FRAGMENTO DEL DOCUMENTO:
La tarea del Héroe


No quería cerrar este tríptico sin mencionar al héroe. Hablábamos en episodios anteriores sobre la tarea del filósofo que aspira a sabio y del sabio que aspira a héroe, siguiente escala en el escalafón de lo que Nietzsche llamó la moral de los señores en contra de la moral de los esclavos. Ortega y Gasset, más refinado, lo prefirió llamar magnanimidad y pusilanimidad. Los primeros, los filósofos y los sabios, están dentro de la categoría de hombres preocupados. Los terceros, de los que hablaremos en este artículo, forman parte de los hombres ocupados. Los primeros piensan, los segundos se vacían de pensamiento, mientras que los terceros actúan. Complejidad, simplicidad y síntesis.

Alguien dijo, en defensa de Ortega, que el héroe tiene una moral despiadada. Al menos, si tenemos en cuenta que la misión del héroe no es centrar su vida en la necesidad de agolpar su existencia en perfeccionar sus virtudes, sino más bien lanzar todos sus esfuerzos a lo que la mitología ha dado por llamar la misión creadora. El hombre esclavo de sí mismo, el pusilánime orteguiano, carece de misión. Vivir para él, según Ortega, es simplemente existir él, conservarse, andar entre las cosas que están ya ahí, hechas por otros –sean sistemas intelectuales, estilos artísticos, instituciones, normas tradicionales, situaciones de poder público-. Copio textualmente: sus actos no emanan de una necesidad creadora, originaria, inspirada e ineludible, carece de proyectos y de afán riguroso de ejecución.

La explicación de Ortega es dura pero a veces intachablemente certera. El hombre común prefiere vivir en la comodidad de los placeres, fomentando su búsqueda en contra del dolor. Su misión, de existir, se dirige en esos parámetros. Su objetivo no es más que el de entronar una intoxicada y mal entendida felicidad consistente en el tener, desechando todo cuanto tenga que ver con el ser. No existe en su interior un “destino”, según Ortega, una forzosidad congénita de crear, de derramarse en obras. Sólo actúa por intereses subjetivos, y a ellos se debe. Así, su vida pasa campeando entre el anonimato y la invisibilidad de la masa, suponiendo que todo cuanto hace merece ser vivido y todo cuanto no hace merece ser criticado o destruido.

CONSIGNAS:
1: Extrae literalmente del texto sobre la tarea del héroe el pasaje que comienza en las palabras "La tarea del Héroe" y se detiene tras las palabras "simplicidad y síntesis.".
2: Según el texto sobre la tarea del héroe, ¿por qué puede decirse que el héroe tiene una moral despiadada? Responde en una a tres oraciones.
3: Indica si cada afirmación concuerda con el texto sobre la tarea del héroe. Responde sí o no y cita las palabras decisivas. (a) Ortega y Gasset llamó magnanimidad y pusilanimidad a lo que Nietzsche llamó moral de los señores y moral de los esclavos. (b) Los héroes pertenecen a la categoría de hombres preocupados. (c) El hombre común prefiere vivir en la comodidad de los placeres.

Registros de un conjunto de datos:
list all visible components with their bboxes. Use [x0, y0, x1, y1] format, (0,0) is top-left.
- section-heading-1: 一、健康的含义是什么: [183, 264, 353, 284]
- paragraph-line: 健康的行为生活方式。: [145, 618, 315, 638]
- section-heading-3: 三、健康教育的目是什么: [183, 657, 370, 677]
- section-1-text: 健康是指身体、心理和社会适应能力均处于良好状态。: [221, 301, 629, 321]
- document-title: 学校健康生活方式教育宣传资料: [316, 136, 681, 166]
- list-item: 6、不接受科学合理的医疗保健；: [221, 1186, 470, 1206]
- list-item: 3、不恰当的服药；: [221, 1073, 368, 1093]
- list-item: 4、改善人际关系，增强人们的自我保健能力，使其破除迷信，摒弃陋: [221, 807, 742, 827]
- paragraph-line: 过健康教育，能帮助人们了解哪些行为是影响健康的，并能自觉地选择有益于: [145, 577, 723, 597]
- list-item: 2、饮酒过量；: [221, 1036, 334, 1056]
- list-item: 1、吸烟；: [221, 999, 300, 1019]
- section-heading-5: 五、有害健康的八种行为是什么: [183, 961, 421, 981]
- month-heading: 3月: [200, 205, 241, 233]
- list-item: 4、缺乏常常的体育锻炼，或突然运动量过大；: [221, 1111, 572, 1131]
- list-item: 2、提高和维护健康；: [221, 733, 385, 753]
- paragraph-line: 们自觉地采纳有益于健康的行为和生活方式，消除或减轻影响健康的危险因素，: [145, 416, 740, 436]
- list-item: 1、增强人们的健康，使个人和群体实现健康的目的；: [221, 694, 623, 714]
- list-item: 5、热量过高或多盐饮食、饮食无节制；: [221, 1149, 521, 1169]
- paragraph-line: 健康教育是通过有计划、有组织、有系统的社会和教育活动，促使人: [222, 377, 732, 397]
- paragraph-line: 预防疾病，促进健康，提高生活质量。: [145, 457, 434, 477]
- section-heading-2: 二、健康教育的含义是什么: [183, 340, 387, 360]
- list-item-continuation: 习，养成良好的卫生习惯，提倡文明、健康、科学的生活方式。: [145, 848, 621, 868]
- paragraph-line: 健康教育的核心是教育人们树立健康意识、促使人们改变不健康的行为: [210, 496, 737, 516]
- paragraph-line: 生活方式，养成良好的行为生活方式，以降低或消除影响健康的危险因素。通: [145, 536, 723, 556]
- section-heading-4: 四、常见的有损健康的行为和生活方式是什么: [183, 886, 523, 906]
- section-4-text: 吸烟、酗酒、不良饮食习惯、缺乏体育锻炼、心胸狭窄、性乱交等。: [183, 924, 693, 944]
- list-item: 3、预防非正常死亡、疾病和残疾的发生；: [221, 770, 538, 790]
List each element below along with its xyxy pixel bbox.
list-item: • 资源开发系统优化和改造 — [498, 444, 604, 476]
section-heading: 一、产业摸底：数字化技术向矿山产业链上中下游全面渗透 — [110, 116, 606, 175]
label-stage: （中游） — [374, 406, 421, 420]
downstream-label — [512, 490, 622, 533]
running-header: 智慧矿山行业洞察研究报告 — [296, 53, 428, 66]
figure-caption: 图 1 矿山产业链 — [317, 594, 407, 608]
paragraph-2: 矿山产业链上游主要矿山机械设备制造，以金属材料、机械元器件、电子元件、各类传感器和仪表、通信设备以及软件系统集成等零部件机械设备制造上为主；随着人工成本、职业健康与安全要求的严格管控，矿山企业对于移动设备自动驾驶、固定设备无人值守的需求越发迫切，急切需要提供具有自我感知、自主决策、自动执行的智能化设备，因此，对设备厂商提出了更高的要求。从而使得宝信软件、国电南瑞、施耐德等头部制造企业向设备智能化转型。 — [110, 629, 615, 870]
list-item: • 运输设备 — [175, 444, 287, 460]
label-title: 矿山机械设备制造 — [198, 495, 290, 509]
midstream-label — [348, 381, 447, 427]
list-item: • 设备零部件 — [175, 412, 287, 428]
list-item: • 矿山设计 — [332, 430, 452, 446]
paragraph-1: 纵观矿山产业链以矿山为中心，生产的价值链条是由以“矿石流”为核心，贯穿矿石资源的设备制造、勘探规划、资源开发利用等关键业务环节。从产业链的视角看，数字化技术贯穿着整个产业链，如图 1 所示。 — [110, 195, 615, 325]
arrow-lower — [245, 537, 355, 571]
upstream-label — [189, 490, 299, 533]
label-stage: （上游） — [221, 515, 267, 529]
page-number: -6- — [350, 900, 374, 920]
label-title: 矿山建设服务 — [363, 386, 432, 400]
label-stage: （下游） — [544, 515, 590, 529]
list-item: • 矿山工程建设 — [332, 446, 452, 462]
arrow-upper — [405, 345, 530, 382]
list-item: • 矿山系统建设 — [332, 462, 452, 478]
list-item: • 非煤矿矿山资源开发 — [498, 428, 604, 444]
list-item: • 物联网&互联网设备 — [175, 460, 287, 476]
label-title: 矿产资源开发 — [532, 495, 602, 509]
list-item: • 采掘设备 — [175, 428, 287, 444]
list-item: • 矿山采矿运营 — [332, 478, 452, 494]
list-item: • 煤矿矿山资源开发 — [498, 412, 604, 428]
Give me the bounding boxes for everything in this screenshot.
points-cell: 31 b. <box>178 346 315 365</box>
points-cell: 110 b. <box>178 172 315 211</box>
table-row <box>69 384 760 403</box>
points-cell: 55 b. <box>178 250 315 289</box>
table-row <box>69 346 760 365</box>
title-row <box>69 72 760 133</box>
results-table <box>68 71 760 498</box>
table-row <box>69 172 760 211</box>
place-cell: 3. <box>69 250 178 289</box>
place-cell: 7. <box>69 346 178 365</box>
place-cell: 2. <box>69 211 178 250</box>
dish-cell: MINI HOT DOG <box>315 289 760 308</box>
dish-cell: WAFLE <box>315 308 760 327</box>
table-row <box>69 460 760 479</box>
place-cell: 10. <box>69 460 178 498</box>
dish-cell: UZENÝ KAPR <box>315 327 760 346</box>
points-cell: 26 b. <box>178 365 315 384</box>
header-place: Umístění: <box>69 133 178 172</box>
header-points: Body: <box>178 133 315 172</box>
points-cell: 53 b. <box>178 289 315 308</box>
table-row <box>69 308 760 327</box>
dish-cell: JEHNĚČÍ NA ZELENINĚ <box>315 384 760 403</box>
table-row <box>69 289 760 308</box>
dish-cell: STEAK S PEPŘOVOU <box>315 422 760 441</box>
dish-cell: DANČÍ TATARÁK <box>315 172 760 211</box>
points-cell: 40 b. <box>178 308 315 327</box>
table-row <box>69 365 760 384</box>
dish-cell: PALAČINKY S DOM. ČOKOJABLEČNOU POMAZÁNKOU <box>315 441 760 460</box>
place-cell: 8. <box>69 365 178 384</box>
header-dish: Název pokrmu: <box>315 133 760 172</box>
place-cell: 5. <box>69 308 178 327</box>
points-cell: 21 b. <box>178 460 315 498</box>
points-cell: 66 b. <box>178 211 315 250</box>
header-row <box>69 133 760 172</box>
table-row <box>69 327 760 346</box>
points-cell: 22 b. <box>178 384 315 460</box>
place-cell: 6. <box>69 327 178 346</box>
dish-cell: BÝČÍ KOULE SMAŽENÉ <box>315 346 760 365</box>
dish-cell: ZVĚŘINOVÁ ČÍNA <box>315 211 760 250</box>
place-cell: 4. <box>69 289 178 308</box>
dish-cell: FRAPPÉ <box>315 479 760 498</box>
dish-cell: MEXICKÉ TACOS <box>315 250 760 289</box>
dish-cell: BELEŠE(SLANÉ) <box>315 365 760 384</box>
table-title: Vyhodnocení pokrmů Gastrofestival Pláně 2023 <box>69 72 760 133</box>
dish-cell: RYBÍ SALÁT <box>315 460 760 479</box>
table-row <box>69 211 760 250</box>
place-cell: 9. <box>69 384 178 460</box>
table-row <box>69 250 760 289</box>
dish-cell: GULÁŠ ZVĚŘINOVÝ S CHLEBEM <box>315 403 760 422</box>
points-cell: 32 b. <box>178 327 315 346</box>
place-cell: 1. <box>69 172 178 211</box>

RESPUESTAS ESCRITAS:
1:
La tarea del Héroe


No quería cerrar este tríptico sin mencionar al héroe. Hablábamos en episodios anteriores sobre la tarea del filósofo que aspira a sabio y del sabio que aspira a héroe, siguiente escala en el escalafón de lo que Nietzsche llamó la moral de los señores en contra de la moral de los esclavos. Ortega y Gasset, más refinado, lo prefirió llamar magnanimidad y pusilanimidad. Los primeros, los filósofos y los sabios, están dentro de la categoría de hombres preocupados. Los terceros, de los que hablaremos en este artículo, forman parte de los hombres ocupados. Los primeros piensan, los segundos se vacían de pensamiento, mientras que los terceros actúan. Complejidad, simplicidad y síntesis.

2: Porque la misión del héroe no consiste en centrar su vida en perfeccionar sus virtudes. Consiste en lanzar todos sus esfuerzos a lo que la mitología ha llamado la misión creadora.

3:
(a) Sí: "Ortega y Gasset, más refinado, lo prefirió llamar magnanimidad y pusilanimidad."
(b) No: "Los terceros, de los que hablaremos en este artículo, forman parte de los hombres ocupados."
(c) Sí: "El hombre común prefiere vivir en la comodidad de los placeres, fomentando su búsqueda en contra del dolor."